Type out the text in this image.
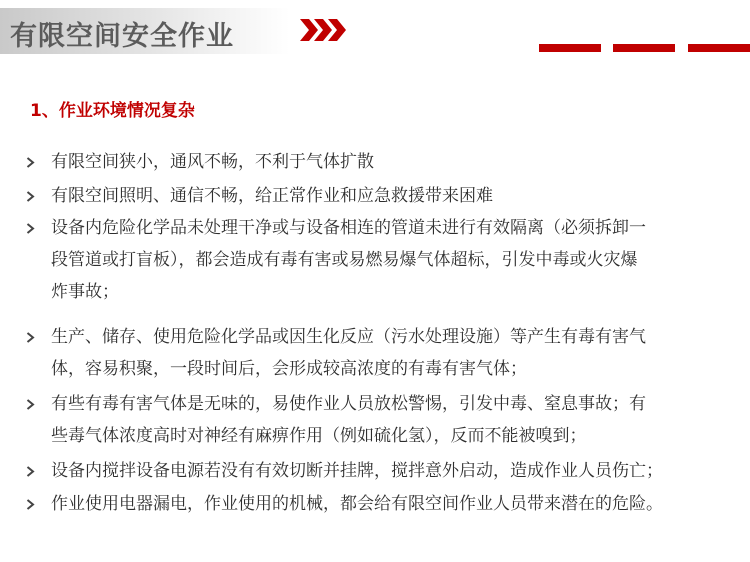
有限空间安全作业
1、作业环境情况复杂
有限空间狭小，通风不畅，不利于气体扩散
有限空间照明、通信不畅，给正常作业和应急救援带来困难
设备内危险化学品未处理干净或与设备相连的管道未进行有效隔离（必须拆卸一
段管道或打盲板），都会造成有毒有害或易燃易爆气体超标，引发中毒或火灾爆
炸事故；
生产、储存、使用危险化学品或因生化反应（污水处理设施）等产生有毒有害气
体，容易积聚，一段时间后，会形成较高浓度的有毒有害气体；
有些有毒有害气体是无味的，易使作业人员放松警惕，引发中毒、窒息事故；有
些毒气体浓度高时对神经有麻痹作用（例如硫化氢），反而不能被嗅到；
设备内搅拌设备电源若没有有效切断并挂牌，搅拌意外启动，造成作业人员伤亡；
作业使用电器漏电，作业使用的机械，都会给有限空间作业人员带来潜在的危险。
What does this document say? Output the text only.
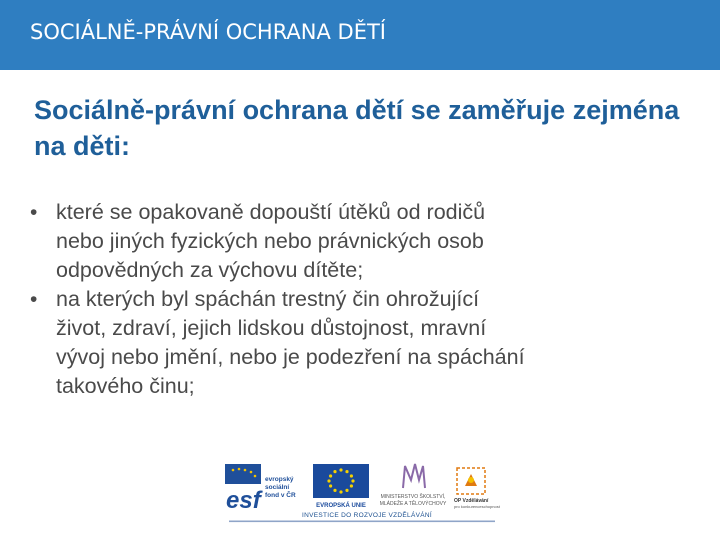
SOCIÁLNĚ-PRÁVNÍ OCHRANA DĚTÍ
Sociálně-právní ochrana dětí se zaměřuje zejména na děti:
• které se opakovaně dopouští útěků od rodičů
nebo jiných fyzických nebo právnických osob
odpovědných za výchovu dítěte;
• na kterých byl spáchán trestný čin ohrožující
život, zdraví, jejich lidskou důstojnost, mravní
vývoj nebo jmění, nebo je podezření na spáchání
takového činu;
esf
evropský
sociální
fond v ČR
EVROPSKÁ UNIE
MINISTERSTVO ŠKOLSTVÍ,
MLÁDEŽE A TĚLOVÝCHOVY OP Vzdělávání
pro konkurenceschopnost
INVESTICE DO ROZVOJE VZDĚLÁVÁNÍ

▶ [Instructions for the task] Only a number is wanted: how many lines of the material include the word "this".

▶ [Solution to the problem] 2